◆ Work task A ◆
In the Mai Mala Buni biography, which university awarded him a Master's degree in International relations?
◆ Work task B ◆
For each statement, say whether it agrees with the Mai Mala Buni biography, answering yes or no and quoting the deciding words: (i) Buni obtained the West African Examinations Council certificate in 1985. (ii) Buni earned his B.Sc. degree as a full-time student. (iii) Buni was elected governor on the platform of the All Progressives Congress.
◆ Work task C ◆
Write the passage that follows the final sentence of the Mai Mala Buni biography.

◆ Excerpt to read ◆
■ ■ ■ ■ ■ ■ ■

Mai Mala Buni (born 19 November 1967) is a Nigerian politician who has been serving as the governor of Yobe State since 2019. He was elected as governor during the 2019 Nigeria general elections under the platform of the All Progressives Congress. Prior to his election as governor, he held the position of national secretary of the All Progressives Congress.

==Early life and education==
Buni was born on 19 November 1967 in Buni Yadi, Gujba, then North-Eastern State. As it is with the tradition in Northern Nigeria, Buni started memorising the Quran at an early age under the tutelage of his parents and other clerics before his enrolment into Buni Gari central primary school where he obtained the First School Leaving Certificate in 1979.

After completing his primary education, Buni gained admission into Government Secondary School Goniri in 1979 and obtained the West African Examinations Council certificate in 1985.

While in active politics, Buni enrolled as a part-time student at the Espam Formation University, Benin Republic where he obtained a B.Sc. Degree in International relations in 2014. He holds a Master's degree in International relations from Leeds Beckett University, United Kingdom.

==Private business==
With a background in the family business of trade and transport, Buni also ventured into business at a very young age after completion of his secondary education. The quest to establish a factory to start a private company in furniture, took Mai Mala Buni to College of Vocational Science and Technology where he obtained Diploma certificate in 2012.

■ ■ ■ ■ ■ ■ ■

◆ Information shown ◆
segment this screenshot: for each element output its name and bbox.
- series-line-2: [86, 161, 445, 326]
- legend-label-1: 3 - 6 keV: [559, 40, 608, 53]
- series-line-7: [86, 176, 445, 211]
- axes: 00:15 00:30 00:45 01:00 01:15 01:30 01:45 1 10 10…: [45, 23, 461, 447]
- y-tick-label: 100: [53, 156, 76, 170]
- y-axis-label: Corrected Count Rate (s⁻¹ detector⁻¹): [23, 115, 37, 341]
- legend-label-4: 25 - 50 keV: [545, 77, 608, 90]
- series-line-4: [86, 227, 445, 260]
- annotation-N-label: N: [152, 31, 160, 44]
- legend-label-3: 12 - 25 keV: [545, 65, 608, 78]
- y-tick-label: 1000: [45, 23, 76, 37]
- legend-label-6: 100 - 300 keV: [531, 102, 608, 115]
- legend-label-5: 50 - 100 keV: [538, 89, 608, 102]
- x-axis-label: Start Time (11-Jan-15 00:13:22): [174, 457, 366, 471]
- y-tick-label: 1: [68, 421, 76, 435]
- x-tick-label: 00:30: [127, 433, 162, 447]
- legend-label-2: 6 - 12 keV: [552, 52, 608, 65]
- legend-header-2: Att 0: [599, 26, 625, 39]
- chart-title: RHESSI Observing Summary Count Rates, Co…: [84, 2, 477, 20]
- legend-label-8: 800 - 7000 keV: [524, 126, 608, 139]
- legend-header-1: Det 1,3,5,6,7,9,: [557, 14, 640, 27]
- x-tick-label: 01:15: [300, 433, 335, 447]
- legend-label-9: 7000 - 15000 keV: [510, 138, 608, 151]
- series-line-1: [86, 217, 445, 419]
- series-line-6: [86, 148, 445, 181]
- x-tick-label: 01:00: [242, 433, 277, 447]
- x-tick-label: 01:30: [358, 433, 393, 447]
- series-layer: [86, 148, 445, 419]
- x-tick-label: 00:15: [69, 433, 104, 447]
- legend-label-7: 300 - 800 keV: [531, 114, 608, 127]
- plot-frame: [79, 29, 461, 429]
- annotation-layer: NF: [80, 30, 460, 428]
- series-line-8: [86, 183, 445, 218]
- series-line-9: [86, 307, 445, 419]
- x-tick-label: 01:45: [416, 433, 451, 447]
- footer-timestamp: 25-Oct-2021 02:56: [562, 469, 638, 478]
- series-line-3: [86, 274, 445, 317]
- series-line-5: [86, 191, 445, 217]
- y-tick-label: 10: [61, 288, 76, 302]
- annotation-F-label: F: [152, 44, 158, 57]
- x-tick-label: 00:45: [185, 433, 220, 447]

■ ■ ■ ■ ■ ■ ■

◆ Written answer A ◆
Leeds Beckett University, United Kingdom.

◆ Written answer B ◆
(i) Yes: "obtained the West African Examinations Council certificate in 1985"
(ii) No: "Buni enrolled as a part-time student at the Espam Formation University"
(iii) Yes: "under the platform of the All Progressives Congress"

◆ Written answer C ◆
Mai Mala Buni chaired the board of several companies among which are:

- MBG Integrated farms Ltd
- MMB Petroleum and Chemical Company Nig. Ltd
- MBG Construction and General Services Ltd
- Buni Gari and Company Nig. Ltd
- Bright View Capital Alliance Ltd
- Subi Mega Global Solutions Ltd
- Rehab Synergy Nig. Ltd
- First Integrated and Logistics Services Ltd

==Politics==

Mala Buni started his political journey in 1992 when he contested and won a Councilor seat under the platform of National Republican Convention (NRC) party, to represent Buni ward in the Gujba Local Government Area Council. He was subsequently elected as the speaker of the council.

He became a senior legislative assistant in Nigeria's National assembly in 2000, and in 2004, he was appointed member of the University of Uyo governing council.

In 2006, he was unanimously elected Chairman of the Advanced Congress of Democrats in Yobe state and when in 2007, members of the Action Congress party in the state entered into alliance with the Advanced Congress of Democrats to form a formidable force on the platform of the Action Congress, the alliance unilaterally penciled him down unopposed for the Chairman of the Action Congress party and was subsequently elected where he served as chairman from 2007 to 2010.

In 2011, Buni joined the then ruling All Nigeria Peoples Party (ANPP) in Yobe state and was appointed Special Adviser on Political Affairs and Legislative Matters to Yobe state Governor Ibrahim Gaidam. In 2013 after the merger of the mega political parties to form the All Progressives Congress (APC), Mai Mala Buni became the pro tem state secretary of the party in Yobe state and was subsequently elected the pioneer state Chairman of the All Progressives Congress in Yobe state.

In 2014, Mai Mala Buni became the first elected National Secretary of the All Progressives Congress. It was that same regime of the party that ushered in the administration of President Muhammadu Buhari in 2015. His commitment to serving the party, automatically earned him a second term as the national secretary in 2018.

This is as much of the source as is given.